# [What you have to do]
Each line that holds the word "name" should be returned.

# [Information supplied]
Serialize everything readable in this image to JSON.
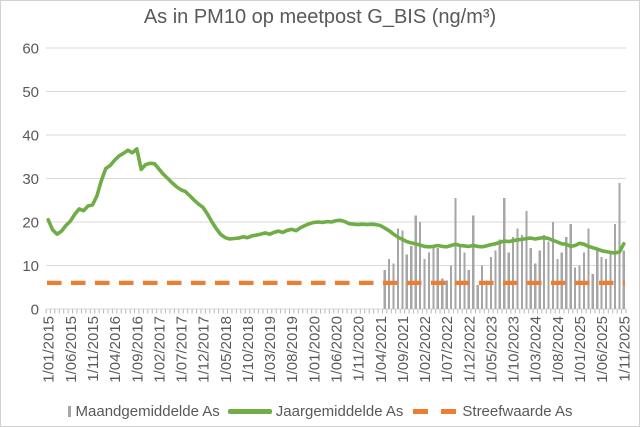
{
  "chart_data": {
    "type": "combo",
    "title": "As in PM10 op meetpost G_BIS (ng/m³)",
    "text_color": "#595959",
    "y_axis": {
      "min": 0,
      "max": 60,
      "step": 10,
      "ticks": [
        "0",
        "10",
        "20",
        "30",
        "40",
        "50",
        "60"
      ],
      "gridline_color": "#d9d9d9",
      "label_color": "#595959",
      "grid": true
    },
    "x_axis": {
      "total_months": 131,
      "first_month": "1/01/2015",
      "last_month": "1/11/2025",
      "months_between_labels": 5,
      "tick_labels": [
        "1/01/2015",
        "1/06/2015",
        "1/11/2015",
        "1/04/2016",
        "1/09/2016",
        "1/02/2017",
        "1/07/2017",
        "1/12/2017",
        "1/05/2018",
        "1/10/2018",
        "1/03/2019",
        "1/08/2019",
        "1/01/2020",
        "1/06/2020",
        "1/11/2020",
        "1/04/2021",
        "1/09/2021",
        "1/02/2022",
        "1/07/2022",
        "1/12/2022",
        "1/05/2023",
        "1/10/2023",
        "1/03/2024",
        "1/08/2024",
        "1/01/2025",
        "1/06/2025",
        "1/11/2025"
      ],
      "tick_color": "#b9b9b9",
      "label_color": "#595959"
    },
    "legend_position": "bottom",
    "series": [
      {
        "name": "Maandgemiddelde As",
        "type": "bar",
        "color": "#a6a6a6",
        "start_index": 76,
        "start_month": "1/05/2021",
        "values": [
          9.0,
          11.5,
          10.5,
          18.5,
          18.0,
          12.5,
          14.5,
          21.5,
          20.0,
          11.5,
          13.0,
          14.0,
          14.0,
          7.0,
          6.5,
          10.0,
          25.5,
          15.0,
          13.0,
          9.0,
          21.5,
          5.5,
          10.0,
          6.5,
          12.0,
          13.5,
          16.0,
          25.5,
          13.0,
          16.5,
          18.5,
          17.0,
          22.5,
          14.0,
          10.5,
          13.5,
          17.0,
          15.5,
          20.0,
          11.5,
          13.0,
          16.5,
          19.5,
          9.5,
          10.0,
          13.0,
          18.5,
          8.0,
          14.0,
          12.0,
          11.5,
          13.0,
          19.5,
          29.0,
          13.5
        ]
      },
      {
        "name": "Jaargemiddelde As",
        "type": "line",
        "color": "#70ad47",
        "start_index": 0,
        "values": [
          20.5,
          18.2,
          17.2,
          17.9,
          19.2,
          20.2,
          21.8,
          23.0,
          22.6,
          23.7,
          23.9,
          26.0,
          29.5,
          32.3,
          33.0,
          34.2,
          35.2,
          35.8,
          36.5,
          35.9,
          36.8,
          32.1,
          33.2,
          33.5,
          33.4,
          32.2,
          31.0,
          30.0,
          29.0,
          28.1,
          27.4,
          27.0,
          26.0,
          25.0,
          24.1,
          23.3,
          21.8,
          20.0,
          18.4,
          17.1,
          16.4,
          16.1,
          16.2,
          16.3,
          16.6,
          16.4,
          16.8,
          17.0,
          17.2,
          17.5,
          17.2,
          17.6,
          17.9,
          17.6,
          18.1,
          18.3,
          18.0,
          18.7,
          19.2,
          19.6,
          19.9,
          20.0,
          19.9,
          20.1,
          20.0,
          20.3,
          20.4,
          20.1,
          19.6,
          19.5,
          19.4,
          19.5,
          19.4,
          19.5,
          19.4,
          19.2,
          18.6,
          18.0,
          17.2,
          16.5,
          16.0,
          15.5,
          15.2,
          15.0,
          14.7,
          14.4,
          14.3,
          14.4,
          14.6,
          14.4,
          14.3,
          14.6,
          14.9,
          14.6,
          14.5,
          14.4,
          14.6,
          14.4,
          14.3,
          14.5,
          14.8,
          15.0,
          15.3,
          15.6,
          15.5,
          15.7,
          15.9,
          16.0,
          16.2,
          16.3,
          16.1,
          16.3,
          16.4,
          16.2,
          15.8,
          15.4,
          15.0,
          14.9,
          14.4,
          14.6,
          15.1,
          14.9,
          14.4,
          14.1,
          13.8,
          13.4,
          13.2,
          13.0,
          12.9,
          13.1,
          15.0
        ]
      },
      {
        "name": "Streefwaarde As",
        "type": "dashed-line",
        "color": "#ed7d31",
        "value": 6
      }
    ]
  }
}
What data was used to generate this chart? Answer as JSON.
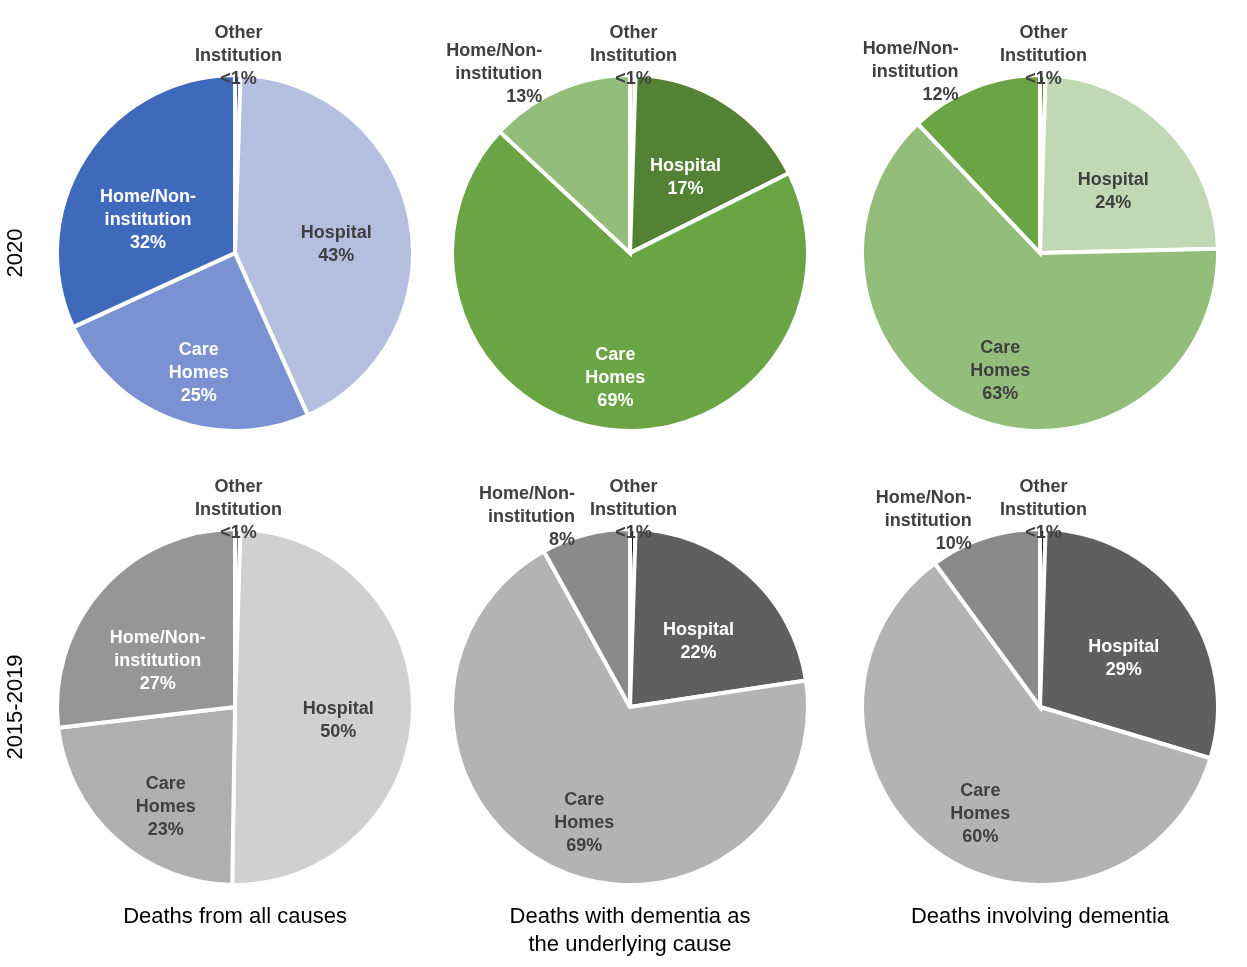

# [The result]
        "name": "Maandgemiddelde As",
        "name": "Jaargemiddelde As",
        "name": "Streefwaarde As",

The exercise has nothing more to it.